→ **Task material**
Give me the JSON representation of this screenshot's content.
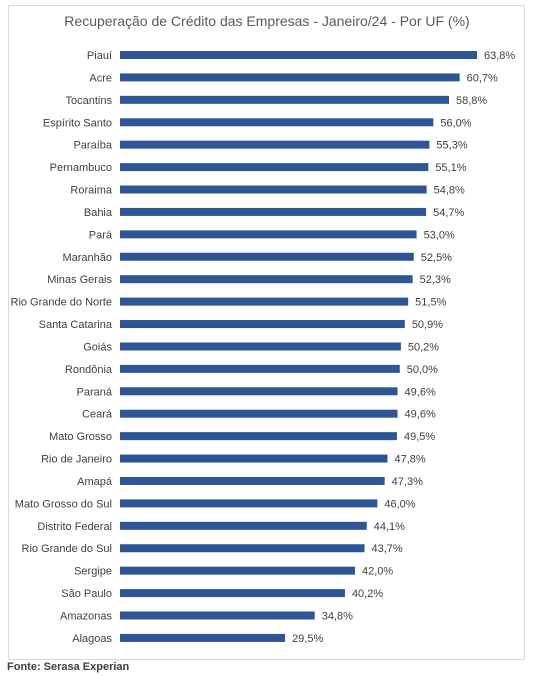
{
  "chart_data": {
    "type": "bar",
    "orientation": "horizontal",
    "title": "Recuperação de Crédito das Empresas - Janeiro/24 - Por UF (%)",
    "categories": [
      "Piauí",
      "Acre",
      "Tocantins",
      "Espírito Santo",
      "Paraíba",
      "Pernambuco",
      "Roraima",
      "Bahia",
      "Pará",
      "Maranhão",
      "Minas Gerais",
      "Rio Grande do Norte",
      "Santa Catarina",
      "Goiás",
      "Rondônia",
      "Paraná",
      "Ceará",
      "Mato Grosso",
      "Rio de Janeiro",
      "Amapá",
      "Mato Grosso do Sul",
      "Distrito Federal",
      "Rio Grande do Sul",
      "Sergipe",
      "São Paulo",
      "Amazonas",
      "Alagoas"
    ],
    "values": [
      63.8,
      60.7,
      58.8,
      56.0,
      55.3,
      55.1,
      54.8,
      54.7,
      53.0,
      52.5,
      52.3,
      51.5,
      50.9,
      50.2,
      50.0,
      49.6,
      49.6,
      49.5,
      47.8,
      47.3,
      46.0,
      44.1,
      43.7,
      42.0,
      40.2,
      34.8,
      29.5
    ],
    "value_labels": [
      "63,8%",
      "60,7%",
      "58,8%",
      "56,0%",
      "55,3%",
      "55,1%",
      "54,8%",
      "54,7%",
      "53,0%",
      "52,5%",
      "52,3%",
      "51,5%",
      "50,9%",
      "50,2%",
      "50,0%",
      "49,6%",
      "49,6%",
      "49,5%",
      "47,8%",
      "47,3%",
      "46,0%",
      "44,1%",
      "43,7%",
      "42,0%",
      "40,2%",
      "34,8%",
      "29,5%"
    ],
    "bar_color": "#2f5597",
    "xlim": [
      0,
      63.8
    ],
    "grid": false,
    "legend": "none"
  },
  "footer": {
    "source": "Fonte: Serasa Experian"
  }
}
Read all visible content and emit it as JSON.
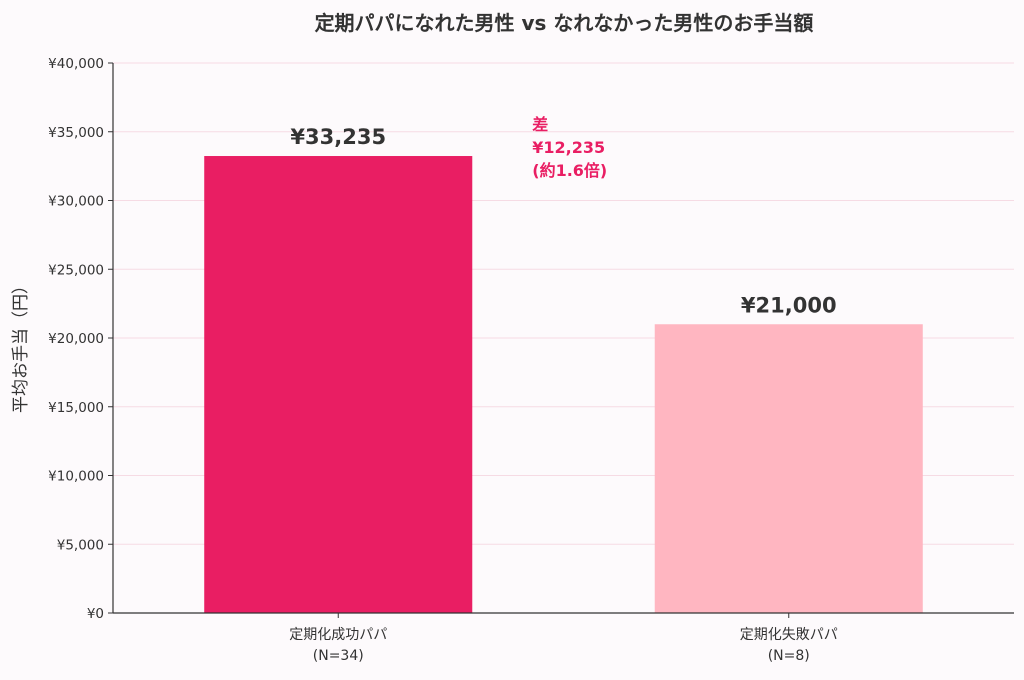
{
  "chart_data": {
    "type": "bar",
    "title": "定期パパになれた男性 vs なれなかった男性のお手当額",
    "xlabel": "",
    "ylabel": "平均お手当（円）",
    "ylim": [
      0,
      40000
    ],
    "yticks": [
      {
        "value": 0,
        "label": "¥0"
      },
      {
        "value": 5000,
        "label": "¥5,000"
      },
      {
        "value": 10000,
        "label": "¥10,000"
      },
      {
        "value": 15000,
        "label": "¥15,000"
      },
      {
        "value": 20000,
        "label": "¥20,000"
      },
      {
        "value": 25000,
        "label": "¥25,000"
      },
      {
        "value": 30000,
        "label": "¥30,000"
      },
      {
        "value": 35000,
        "label": "¥35,000"
      },
      {
        "value": 40000,
        "label": "¥40,000"
      }
    ],
    "grid": true,
    "categories": [
      {
        "label": "定期化成功パパ",
        "sublabel": "(N=34)"
      },
      {
        "label": "定期化失敗パパ",
        "sublabel": "(N=8)"
      }
    ],
    "values": [
      33235,
      21000
    ],
    "value_labels": [
      "¥33,235",
      "¥21,000"
    ],
    "colors": [
      "#e91e63",
      "#ffb6c1"
    ],
    "annotation": {
      "lines": [
        "差",
        "¥12,235",
        "(約1.6倍)"
      ],
      "color": "#e91e63"
    }
  }
}
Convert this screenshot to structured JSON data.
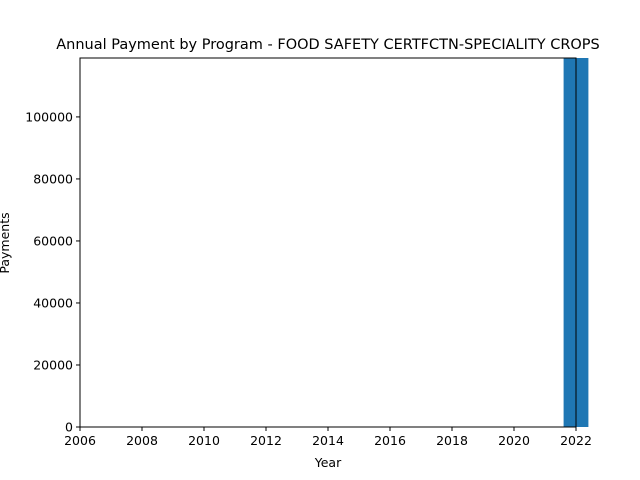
{
  "chart_data": {
    "type": "bar",
    "title": "Annual Payment by Program - FOOD SAFETY CERTFCTN-SPECIALITY CROPS",
    "xlabel": "Year",
    "ylabel": "Payments",
    "x": [
      2022
    ],
    "values": [
      119000
    ],
    "xlim": [
      2006,
      2022
    ],
    "ylim": [
      0,
      119000
    ],
    "xticks": [
      "2006",
      "2008",
      "2010",
      "2012",
      "2014",
      "2016",
      "2018",
      "2020",
      "2022"
    ],
    "yticks": [
      "0",
      "20000",
      "40000",
      "60000",
      "80000",
      "100000"
    ],
    "bar_color": "#1f77b4",
    "grid": false,
    "legend": "none"
  }
}
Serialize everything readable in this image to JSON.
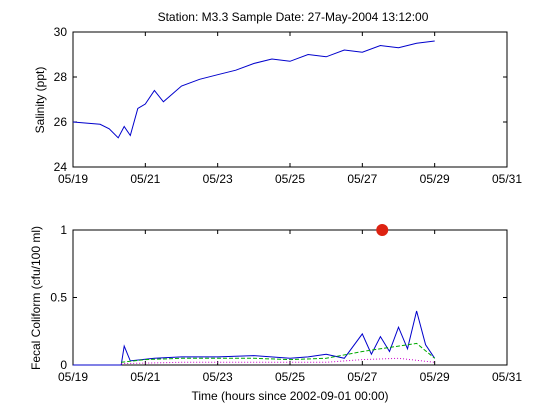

→ **What to work on**
Copy out each line of the entries that holds "screenshot".

→ **Answer in full**
Give me the JSON representation of this screenshot's content.
Convert this screenshot to structured JSON data.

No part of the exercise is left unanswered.